Task. Track down the lines that contain "ellipsis" and copy them.
━━ Records shown
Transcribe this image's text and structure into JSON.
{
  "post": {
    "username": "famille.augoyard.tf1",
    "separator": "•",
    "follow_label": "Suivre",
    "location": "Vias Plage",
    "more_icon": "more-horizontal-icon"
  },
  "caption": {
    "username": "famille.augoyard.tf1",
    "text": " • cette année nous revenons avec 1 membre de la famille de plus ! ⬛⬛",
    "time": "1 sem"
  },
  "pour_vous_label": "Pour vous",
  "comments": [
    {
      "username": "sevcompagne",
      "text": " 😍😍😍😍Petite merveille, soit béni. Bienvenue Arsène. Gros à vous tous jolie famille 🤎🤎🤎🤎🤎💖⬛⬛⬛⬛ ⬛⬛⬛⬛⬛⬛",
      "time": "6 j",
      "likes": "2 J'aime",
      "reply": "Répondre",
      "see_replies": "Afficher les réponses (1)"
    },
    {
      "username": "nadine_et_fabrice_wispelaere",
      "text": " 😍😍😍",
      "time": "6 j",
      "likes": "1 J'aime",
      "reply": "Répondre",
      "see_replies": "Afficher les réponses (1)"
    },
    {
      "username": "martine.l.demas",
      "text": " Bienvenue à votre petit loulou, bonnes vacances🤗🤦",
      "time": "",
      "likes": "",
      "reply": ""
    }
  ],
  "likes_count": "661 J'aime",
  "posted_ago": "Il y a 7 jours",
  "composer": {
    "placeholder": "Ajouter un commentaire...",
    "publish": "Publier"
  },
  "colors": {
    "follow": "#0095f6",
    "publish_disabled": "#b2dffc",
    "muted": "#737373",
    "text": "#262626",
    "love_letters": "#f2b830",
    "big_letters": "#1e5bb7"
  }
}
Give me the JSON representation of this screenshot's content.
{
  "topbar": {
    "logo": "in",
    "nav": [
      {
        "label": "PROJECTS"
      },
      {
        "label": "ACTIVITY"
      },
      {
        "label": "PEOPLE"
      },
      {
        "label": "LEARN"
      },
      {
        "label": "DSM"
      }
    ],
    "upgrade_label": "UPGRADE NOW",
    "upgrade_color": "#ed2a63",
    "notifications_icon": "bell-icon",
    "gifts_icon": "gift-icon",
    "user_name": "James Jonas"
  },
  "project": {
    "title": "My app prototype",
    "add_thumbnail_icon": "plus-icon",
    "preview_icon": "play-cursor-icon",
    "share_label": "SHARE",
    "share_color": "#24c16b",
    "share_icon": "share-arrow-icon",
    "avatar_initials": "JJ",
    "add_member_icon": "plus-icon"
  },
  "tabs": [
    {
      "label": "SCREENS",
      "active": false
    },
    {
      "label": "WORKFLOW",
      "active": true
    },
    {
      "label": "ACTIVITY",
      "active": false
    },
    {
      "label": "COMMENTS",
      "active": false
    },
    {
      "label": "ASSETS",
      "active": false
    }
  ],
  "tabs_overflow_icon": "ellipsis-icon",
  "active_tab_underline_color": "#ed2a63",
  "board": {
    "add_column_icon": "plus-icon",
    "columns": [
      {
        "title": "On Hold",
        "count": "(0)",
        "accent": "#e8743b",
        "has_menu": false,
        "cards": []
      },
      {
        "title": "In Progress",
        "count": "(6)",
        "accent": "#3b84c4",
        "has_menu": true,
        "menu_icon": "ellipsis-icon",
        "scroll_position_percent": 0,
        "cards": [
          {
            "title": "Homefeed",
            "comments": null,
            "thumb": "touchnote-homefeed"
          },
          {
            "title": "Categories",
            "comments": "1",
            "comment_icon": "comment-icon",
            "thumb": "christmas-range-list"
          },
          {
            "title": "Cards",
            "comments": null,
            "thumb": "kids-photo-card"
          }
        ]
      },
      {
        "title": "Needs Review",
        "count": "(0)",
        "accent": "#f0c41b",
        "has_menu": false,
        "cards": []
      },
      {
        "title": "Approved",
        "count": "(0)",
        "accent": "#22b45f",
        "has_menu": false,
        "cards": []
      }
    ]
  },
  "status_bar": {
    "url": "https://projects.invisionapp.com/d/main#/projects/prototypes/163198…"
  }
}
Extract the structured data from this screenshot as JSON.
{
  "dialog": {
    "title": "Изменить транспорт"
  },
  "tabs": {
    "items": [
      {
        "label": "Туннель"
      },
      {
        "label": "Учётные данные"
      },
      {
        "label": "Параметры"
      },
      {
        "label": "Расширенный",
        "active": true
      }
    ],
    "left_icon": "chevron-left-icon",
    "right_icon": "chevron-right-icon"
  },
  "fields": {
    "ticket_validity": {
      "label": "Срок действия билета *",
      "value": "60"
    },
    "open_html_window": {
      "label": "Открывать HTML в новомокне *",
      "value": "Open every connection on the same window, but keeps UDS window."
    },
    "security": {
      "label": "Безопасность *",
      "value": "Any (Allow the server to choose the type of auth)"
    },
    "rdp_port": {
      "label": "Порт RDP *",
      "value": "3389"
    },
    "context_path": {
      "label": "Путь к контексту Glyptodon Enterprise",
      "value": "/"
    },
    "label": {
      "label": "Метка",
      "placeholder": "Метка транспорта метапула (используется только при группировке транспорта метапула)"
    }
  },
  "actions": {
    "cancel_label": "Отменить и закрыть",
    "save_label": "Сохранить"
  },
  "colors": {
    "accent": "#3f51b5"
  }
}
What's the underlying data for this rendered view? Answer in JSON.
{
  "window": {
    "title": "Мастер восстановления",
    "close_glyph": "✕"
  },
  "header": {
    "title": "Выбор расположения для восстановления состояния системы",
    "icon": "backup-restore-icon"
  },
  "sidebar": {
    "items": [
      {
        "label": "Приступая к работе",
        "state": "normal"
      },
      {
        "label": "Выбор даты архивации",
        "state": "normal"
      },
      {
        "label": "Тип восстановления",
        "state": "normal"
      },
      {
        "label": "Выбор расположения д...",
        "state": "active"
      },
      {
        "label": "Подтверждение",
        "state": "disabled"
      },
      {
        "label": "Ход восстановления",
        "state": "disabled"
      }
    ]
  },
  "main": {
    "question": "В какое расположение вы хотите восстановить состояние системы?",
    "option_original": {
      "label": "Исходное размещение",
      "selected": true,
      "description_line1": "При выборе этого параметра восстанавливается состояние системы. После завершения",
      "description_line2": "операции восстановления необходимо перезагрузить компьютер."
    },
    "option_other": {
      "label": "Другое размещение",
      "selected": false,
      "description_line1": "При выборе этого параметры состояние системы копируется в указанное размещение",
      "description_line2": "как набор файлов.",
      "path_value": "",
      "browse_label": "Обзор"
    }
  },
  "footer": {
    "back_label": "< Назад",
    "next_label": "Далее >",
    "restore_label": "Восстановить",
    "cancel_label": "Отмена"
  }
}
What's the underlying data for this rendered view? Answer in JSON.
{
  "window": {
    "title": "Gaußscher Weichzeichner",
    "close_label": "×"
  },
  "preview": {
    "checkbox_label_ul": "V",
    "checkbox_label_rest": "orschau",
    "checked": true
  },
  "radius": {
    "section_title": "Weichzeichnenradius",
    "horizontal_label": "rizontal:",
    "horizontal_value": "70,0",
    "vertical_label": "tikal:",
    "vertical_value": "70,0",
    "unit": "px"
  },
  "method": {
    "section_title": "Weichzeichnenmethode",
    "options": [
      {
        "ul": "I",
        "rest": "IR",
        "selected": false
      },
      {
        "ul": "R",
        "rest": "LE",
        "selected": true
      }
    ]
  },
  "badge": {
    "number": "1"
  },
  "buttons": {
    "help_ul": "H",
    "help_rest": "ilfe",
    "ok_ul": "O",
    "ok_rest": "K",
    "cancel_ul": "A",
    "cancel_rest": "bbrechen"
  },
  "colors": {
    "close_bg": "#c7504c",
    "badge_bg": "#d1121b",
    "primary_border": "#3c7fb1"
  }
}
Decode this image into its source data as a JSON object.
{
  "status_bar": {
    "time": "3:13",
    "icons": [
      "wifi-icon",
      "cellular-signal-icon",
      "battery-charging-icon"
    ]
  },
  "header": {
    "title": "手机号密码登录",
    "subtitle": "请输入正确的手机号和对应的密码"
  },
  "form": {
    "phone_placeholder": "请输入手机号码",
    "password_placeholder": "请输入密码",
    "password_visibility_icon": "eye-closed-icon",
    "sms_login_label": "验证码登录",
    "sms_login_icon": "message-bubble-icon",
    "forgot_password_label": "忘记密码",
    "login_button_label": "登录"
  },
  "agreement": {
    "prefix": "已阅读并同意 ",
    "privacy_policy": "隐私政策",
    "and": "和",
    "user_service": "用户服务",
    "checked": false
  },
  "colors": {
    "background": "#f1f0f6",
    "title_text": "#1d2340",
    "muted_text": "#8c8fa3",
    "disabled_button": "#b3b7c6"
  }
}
━━━━
Response to this exercise.
  "tabs_overflow_icon": "ellipsis-icon",
        "menu_icon": "ellipsis-icon",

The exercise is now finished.